Records that describe figures
↓↓↓

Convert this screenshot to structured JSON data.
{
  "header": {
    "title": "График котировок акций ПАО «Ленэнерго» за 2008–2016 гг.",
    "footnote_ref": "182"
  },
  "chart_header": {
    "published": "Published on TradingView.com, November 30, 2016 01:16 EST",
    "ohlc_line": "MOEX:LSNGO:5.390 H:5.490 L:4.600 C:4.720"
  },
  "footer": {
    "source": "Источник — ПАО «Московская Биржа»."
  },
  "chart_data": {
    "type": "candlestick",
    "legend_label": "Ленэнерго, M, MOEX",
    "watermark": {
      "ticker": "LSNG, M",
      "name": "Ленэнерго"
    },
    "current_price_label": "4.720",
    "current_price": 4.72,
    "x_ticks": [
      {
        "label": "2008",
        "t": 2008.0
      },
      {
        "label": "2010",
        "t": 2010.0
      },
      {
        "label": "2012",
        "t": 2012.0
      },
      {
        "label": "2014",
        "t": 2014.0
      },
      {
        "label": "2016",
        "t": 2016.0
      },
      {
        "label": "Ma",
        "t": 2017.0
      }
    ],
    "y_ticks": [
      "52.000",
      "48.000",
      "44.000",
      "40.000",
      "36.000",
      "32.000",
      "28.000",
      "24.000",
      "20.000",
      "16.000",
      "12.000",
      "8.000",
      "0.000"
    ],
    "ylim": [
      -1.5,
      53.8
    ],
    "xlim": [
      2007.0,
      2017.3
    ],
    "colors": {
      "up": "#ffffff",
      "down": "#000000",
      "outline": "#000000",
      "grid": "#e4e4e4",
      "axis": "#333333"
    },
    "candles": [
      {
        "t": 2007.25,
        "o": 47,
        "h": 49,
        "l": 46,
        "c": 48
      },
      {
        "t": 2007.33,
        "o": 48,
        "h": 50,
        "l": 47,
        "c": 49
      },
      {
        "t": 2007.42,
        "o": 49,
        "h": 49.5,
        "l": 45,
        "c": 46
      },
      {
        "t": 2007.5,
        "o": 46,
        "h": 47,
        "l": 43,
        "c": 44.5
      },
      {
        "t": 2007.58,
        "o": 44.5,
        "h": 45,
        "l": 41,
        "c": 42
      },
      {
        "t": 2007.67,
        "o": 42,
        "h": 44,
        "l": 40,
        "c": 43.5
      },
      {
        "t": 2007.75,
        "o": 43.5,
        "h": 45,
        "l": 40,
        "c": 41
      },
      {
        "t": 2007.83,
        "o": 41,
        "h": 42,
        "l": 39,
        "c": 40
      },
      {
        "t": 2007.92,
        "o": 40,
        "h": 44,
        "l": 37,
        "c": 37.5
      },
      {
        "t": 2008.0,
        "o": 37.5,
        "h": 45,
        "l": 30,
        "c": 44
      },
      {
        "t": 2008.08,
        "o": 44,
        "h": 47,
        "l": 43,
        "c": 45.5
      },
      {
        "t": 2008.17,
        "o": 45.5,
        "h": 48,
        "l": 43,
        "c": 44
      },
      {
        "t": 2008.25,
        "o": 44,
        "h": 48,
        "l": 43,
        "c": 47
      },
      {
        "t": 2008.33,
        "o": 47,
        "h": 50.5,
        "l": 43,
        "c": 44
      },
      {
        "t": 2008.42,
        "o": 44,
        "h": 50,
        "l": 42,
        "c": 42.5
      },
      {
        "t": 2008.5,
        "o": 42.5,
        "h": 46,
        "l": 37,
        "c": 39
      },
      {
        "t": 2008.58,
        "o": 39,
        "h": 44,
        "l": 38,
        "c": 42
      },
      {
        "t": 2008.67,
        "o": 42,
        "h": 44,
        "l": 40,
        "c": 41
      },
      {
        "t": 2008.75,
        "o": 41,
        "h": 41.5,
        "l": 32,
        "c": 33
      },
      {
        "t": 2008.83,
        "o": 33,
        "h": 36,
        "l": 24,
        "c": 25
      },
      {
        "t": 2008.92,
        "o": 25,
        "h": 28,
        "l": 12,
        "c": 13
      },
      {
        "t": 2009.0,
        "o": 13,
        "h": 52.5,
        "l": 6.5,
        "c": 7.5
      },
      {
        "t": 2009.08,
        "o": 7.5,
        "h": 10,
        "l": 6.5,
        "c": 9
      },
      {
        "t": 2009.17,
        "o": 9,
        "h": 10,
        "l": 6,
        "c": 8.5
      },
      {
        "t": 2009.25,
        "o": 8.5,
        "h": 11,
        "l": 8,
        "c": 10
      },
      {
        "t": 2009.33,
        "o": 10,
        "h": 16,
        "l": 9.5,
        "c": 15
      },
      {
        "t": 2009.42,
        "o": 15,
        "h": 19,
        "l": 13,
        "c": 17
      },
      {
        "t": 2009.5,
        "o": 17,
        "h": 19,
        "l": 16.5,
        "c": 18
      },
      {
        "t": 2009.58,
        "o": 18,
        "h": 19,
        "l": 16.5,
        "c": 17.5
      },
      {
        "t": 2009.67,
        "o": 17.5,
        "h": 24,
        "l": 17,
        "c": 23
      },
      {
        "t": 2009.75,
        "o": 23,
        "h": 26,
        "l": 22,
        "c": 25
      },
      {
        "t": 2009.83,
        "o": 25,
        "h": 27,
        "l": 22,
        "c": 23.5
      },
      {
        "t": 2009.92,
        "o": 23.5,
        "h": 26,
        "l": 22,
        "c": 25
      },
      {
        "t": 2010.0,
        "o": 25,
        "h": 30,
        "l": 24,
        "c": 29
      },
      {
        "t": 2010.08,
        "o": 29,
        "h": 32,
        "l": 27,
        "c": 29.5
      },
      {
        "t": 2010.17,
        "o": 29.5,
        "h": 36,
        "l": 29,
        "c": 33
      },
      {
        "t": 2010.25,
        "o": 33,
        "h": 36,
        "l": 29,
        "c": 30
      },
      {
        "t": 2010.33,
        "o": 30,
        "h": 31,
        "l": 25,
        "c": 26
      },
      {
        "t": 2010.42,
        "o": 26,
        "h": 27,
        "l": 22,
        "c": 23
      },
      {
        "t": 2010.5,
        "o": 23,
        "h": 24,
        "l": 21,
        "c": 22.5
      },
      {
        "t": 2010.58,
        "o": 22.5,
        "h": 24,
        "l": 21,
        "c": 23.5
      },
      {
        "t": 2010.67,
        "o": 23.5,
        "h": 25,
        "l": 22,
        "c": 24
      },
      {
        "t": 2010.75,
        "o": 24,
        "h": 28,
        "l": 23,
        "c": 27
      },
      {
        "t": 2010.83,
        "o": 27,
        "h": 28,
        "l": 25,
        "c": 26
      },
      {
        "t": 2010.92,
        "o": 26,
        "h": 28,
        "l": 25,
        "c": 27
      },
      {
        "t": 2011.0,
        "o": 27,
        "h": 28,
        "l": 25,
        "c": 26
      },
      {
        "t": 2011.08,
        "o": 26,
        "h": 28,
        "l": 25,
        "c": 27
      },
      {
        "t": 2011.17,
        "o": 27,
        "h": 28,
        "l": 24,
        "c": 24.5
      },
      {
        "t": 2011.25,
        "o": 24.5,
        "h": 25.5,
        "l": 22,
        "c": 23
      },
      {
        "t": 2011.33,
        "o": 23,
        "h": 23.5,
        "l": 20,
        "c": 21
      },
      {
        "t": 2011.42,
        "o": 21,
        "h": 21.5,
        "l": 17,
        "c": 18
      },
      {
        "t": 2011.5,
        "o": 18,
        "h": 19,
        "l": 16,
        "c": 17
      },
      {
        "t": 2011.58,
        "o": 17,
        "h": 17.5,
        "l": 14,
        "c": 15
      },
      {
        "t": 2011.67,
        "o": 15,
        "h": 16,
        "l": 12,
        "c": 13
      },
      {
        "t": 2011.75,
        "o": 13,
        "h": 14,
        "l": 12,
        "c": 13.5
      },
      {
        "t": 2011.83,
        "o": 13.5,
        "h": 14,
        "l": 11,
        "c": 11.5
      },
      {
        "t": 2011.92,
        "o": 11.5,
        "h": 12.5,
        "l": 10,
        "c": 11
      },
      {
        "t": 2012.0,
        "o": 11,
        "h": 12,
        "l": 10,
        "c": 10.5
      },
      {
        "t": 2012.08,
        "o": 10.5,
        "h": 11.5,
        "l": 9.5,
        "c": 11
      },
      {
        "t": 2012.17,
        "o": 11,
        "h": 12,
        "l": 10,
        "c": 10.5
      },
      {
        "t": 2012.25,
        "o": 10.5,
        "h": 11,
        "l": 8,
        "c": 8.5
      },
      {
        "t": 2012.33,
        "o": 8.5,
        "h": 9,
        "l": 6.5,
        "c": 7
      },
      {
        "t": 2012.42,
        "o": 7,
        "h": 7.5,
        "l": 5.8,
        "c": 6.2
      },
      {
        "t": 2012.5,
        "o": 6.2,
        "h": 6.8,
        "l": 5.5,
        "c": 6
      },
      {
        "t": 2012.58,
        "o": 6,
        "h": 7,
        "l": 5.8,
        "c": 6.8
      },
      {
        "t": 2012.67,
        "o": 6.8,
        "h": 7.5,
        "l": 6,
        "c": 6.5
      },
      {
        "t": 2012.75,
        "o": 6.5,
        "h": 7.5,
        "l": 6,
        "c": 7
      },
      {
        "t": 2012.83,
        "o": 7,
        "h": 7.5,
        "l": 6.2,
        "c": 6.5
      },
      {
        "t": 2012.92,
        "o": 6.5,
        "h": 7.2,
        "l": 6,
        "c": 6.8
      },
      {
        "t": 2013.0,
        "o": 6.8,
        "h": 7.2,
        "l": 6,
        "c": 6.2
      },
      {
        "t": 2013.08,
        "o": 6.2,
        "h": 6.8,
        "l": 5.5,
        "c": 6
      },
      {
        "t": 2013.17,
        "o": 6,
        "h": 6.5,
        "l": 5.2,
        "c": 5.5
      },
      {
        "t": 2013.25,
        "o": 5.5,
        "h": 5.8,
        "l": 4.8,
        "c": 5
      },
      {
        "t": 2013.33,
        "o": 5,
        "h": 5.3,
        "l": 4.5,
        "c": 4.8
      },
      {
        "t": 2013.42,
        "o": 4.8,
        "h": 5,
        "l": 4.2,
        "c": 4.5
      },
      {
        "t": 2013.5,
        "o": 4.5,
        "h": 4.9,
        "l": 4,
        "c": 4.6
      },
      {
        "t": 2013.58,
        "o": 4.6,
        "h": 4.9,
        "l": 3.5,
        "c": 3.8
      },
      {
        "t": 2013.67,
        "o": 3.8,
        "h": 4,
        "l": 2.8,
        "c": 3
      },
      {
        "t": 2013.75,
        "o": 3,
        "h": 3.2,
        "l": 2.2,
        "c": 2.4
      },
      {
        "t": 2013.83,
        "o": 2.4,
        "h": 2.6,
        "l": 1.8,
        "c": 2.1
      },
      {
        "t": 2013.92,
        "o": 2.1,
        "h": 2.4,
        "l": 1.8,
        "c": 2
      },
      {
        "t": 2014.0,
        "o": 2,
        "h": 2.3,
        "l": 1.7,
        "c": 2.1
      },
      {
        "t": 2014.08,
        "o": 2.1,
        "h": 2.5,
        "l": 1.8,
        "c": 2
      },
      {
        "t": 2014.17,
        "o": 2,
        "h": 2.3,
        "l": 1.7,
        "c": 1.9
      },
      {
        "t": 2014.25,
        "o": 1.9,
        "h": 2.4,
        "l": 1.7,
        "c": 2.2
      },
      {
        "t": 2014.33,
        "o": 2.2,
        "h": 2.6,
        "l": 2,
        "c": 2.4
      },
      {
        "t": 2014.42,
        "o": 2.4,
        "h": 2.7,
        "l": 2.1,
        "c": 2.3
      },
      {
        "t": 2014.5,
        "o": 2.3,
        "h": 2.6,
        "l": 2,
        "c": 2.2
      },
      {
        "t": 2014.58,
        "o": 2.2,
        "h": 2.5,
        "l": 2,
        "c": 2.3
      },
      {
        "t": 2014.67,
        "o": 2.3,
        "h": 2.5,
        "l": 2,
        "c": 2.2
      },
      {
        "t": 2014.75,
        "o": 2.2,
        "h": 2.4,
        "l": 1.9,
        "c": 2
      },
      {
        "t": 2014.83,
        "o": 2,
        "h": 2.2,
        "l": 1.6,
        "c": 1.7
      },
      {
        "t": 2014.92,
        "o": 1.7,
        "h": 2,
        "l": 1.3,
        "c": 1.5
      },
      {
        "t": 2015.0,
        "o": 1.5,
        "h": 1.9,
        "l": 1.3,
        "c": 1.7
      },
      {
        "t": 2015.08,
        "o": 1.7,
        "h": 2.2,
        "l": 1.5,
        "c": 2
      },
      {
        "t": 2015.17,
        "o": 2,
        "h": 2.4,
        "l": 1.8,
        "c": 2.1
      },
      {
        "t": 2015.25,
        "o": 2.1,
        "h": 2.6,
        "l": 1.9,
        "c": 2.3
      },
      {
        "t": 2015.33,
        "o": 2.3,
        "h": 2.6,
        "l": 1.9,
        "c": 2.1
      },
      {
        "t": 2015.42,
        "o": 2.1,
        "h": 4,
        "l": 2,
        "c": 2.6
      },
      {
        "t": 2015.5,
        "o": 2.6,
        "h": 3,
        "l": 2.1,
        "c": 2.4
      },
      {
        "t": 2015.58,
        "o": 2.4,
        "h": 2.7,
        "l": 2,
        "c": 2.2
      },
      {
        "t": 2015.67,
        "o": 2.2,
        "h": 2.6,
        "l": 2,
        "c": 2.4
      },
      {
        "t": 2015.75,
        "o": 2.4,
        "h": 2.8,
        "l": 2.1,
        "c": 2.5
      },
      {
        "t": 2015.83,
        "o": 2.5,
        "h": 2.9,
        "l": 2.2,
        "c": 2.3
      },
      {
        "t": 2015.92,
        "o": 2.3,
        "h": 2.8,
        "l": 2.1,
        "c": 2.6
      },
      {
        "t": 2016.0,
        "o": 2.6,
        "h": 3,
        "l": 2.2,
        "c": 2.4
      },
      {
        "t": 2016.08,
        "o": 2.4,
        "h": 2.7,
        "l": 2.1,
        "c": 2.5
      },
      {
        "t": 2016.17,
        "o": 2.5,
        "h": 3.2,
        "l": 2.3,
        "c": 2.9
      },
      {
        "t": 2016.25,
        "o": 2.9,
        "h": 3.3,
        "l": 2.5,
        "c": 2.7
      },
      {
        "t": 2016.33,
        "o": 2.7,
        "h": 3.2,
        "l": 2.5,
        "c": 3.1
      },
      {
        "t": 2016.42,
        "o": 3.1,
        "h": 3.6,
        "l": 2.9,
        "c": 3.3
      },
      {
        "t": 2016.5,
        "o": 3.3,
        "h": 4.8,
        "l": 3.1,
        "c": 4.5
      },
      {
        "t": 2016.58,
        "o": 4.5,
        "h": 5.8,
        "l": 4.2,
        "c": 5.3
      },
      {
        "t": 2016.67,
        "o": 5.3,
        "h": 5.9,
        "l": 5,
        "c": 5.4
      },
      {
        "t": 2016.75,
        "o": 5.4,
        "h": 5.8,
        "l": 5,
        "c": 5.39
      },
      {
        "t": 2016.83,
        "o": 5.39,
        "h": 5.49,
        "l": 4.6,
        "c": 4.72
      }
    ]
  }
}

↑↑↑

→ Stated problem
From the entries above, copy every line where the word "Ленэнерго" shows up.

→ Final answer
    "title": "График котировок акций ПАО «Ленэнерго» за 2008–2016 гг.",
    "legend_label": "Ленэнерго, M, MOEX",
      "name": "Ленэнерго"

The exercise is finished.